Look for "Diameter" in the listing below. Gather each line that contains it.

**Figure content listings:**
====

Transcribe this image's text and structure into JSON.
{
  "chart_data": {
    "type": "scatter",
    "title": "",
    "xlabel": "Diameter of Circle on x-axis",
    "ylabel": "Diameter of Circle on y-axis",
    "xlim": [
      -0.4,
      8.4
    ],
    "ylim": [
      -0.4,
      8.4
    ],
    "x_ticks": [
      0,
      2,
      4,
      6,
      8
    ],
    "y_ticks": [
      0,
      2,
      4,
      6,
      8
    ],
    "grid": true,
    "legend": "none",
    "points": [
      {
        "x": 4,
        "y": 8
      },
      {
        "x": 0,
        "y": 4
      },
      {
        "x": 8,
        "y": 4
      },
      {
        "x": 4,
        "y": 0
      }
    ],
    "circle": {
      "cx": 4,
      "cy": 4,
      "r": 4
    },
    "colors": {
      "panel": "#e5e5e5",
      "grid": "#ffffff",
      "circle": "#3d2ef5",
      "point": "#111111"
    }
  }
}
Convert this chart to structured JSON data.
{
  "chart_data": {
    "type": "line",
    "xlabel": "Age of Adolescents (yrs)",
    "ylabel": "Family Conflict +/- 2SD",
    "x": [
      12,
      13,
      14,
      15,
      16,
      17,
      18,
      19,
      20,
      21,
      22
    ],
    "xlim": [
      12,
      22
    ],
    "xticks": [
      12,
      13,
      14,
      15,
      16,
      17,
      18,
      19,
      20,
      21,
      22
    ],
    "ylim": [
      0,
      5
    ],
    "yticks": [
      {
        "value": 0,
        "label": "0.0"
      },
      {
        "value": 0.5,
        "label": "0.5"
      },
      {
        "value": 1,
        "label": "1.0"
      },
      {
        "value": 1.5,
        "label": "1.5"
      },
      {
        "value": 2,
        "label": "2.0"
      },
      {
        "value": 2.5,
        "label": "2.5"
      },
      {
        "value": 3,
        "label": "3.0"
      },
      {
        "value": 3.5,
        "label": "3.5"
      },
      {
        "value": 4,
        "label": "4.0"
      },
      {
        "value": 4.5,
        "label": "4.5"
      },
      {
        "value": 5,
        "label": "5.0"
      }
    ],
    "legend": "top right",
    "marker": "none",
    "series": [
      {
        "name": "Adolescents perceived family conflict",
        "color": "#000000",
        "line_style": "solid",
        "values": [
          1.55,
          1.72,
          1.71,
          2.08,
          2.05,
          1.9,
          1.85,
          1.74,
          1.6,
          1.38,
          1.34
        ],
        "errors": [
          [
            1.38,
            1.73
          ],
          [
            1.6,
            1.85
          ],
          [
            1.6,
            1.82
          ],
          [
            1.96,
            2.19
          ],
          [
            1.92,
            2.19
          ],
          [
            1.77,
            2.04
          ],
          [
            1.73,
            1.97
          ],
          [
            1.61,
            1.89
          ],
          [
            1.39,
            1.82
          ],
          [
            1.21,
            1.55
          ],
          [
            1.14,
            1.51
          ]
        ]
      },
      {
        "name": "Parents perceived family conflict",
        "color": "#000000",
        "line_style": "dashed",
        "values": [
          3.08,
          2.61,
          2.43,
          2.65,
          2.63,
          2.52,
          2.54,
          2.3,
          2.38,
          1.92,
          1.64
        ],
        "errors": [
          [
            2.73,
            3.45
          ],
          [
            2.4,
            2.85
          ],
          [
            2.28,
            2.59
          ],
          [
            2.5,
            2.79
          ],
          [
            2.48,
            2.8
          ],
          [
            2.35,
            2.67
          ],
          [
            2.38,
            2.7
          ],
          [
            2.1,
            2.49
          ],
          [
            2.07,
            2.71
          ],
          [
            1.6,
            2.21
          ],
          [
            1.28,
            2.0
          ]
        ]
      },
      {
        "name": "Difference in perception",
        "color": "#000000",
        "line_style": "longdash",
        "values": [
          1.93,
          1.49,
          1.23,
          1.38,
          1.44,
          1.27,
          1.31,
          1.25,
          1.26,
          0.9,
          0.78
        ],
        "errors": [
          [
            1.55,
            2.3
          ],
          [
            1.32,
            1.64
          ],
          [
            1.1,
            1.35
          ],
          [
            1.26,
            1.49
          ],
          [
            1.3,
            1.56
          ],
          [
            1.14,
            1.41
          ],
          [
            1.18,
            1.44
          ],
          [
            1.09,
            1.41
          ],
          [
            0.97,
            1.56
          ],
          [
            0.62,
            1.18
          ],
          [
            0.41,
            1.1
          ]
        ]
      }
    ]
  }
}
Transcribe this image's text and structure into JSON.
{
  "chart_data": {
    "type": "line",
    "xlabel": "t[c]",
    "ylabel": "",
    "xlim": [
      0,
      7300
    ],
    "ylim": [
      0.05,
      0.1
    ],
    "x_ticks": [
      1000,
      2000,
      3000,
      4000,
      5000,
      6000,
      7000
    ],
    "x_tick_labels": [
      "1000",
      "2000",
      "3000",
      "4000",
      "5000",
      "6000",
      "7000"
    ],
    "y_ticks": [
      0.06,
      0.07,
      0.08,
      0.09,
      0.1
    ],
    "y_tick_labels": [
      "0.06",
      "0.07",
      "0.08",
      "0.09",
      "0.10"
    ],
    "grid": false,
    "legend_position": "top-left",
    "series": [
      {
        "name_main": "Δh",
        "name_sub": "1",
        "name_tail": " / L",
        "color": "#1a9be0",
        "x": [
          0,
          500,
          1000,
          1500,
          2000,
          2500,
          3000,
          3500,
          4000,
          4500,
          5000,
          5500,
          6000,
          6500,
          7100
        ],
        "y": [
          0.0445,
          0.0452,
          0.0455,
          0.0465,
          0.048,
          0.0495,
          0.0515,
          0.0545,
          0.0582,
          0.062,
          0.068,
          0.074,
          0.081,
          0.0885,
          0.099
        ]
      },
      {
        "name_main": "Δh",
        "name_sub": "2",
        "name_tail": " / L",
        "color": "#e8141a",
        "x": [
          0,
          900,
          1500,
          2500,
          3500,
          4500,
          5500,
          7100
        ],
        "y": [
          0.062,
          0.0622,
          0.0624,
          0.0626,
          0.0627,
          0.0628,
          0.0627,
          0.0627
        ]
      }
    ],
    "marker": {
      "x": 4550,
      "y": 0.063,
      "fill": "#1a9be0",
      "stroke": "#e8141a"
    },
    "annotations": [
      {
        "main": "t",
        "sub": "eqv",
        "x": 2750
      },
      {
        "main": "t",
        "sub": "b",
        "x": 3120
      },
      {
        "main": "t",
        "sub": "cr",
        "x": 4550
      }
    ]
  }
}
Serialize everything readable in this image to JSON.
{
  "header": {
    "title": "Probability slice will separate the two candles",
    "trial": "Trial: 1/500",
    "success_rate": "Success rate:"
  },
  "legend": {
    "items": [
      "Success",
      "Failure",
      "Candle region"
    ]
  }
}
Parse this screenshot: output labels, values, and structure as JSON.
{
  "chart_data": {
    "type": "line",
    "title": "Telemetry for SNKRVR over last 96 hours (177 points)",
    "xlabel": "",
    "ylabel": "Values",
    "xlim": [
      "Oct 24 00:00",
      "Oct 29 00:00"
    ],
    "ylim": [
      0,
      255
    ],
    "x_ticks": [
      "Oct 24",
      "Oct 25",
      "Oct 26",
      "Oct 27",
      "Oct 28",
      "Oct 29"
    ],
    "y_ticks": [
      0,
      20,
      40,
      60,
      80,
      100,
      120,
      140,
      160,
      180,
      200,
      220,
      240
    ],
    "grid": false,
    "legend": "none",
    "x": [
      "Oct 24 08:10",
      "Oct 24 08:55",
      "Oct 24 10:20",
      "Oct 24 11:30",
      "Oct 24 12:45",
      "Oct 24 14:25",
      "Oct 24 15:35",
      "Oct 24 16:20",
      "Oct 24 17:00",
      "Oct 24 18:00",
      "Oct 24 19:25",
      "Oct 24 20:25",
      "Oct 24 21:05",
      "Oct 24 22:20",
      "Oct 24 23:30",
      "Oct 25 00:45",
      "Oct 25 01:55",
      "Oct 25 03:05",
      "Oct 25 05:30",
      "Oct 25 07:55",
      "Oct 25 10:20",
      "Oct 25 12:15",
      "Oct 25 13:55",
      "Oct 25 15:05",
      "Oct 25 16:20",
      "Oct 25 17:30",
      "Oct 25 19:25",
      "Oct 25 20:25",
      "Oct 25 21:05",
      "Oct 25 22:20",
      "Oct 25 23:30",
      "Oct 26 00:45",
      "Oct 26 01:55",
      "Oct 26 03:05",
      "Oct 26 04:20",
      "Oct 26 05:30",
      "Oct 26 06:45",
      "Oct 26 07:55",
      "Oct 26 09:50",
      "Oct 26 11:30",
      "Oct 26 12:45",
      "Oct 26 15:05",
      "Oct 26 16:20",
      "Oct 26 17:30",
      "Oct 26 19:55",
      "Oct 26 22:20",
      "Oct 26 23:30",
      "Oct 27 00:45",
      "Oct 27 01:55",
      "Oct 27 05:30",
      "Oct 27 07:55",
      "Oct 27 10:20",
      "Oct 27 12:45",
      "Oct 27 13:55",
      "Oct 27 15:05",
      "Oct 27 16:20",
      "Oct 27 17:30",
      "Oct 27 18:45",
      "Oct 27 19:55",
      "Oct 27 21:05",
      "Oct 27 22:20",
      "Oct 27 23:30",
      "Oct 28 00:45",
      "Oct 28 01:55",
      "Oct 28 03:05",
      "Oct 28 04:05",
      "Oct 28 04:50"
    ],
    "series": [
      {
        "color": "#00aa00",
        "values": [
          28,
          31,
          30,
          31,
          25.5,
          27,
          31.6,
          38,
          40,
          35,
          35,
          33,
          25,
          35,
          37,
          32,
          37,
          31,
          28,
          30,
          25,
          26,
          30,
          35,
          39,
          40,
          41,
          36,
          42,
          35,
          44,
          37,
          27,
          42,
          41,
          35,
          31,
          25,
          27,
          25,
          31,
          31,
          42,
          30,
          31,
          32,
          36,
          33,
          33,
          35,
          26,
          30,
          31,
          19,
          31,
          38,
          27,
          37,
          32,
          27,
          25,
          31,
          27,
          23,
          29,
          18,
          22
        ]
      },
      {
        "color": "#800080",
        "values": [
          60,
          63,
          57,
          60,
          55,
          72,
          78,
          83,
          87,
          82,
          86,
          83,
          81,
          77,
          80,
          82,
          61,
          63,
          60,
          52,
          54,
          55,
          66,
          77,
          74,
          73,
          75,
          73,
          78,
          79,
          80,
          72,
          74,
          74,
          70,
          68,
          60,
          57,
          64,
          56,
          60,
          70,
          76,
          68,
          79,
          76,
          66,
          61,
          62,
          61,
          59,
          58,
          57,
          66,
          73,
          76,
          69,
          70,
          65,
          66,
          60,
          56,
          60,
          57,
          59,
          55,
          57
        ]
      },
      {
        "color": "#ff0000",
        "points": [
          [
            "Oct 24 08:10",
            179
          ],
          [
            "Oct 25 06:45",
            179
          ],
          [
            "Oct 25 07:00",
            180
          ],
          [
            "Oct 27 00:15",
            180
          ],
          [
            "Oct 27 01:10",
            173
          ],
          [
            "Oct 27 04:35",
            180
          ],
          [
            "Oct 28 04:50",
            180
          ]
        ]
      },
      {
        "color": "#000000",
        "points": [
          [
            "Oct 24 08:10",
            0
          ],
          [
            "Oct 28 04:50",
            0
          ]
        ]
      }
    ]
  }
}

====

**REPLY TO THE TASK:**
    "xlabel": "Diameter of Circle on x-axis",
    "ylabel": "Diameter of Circle on y-axis",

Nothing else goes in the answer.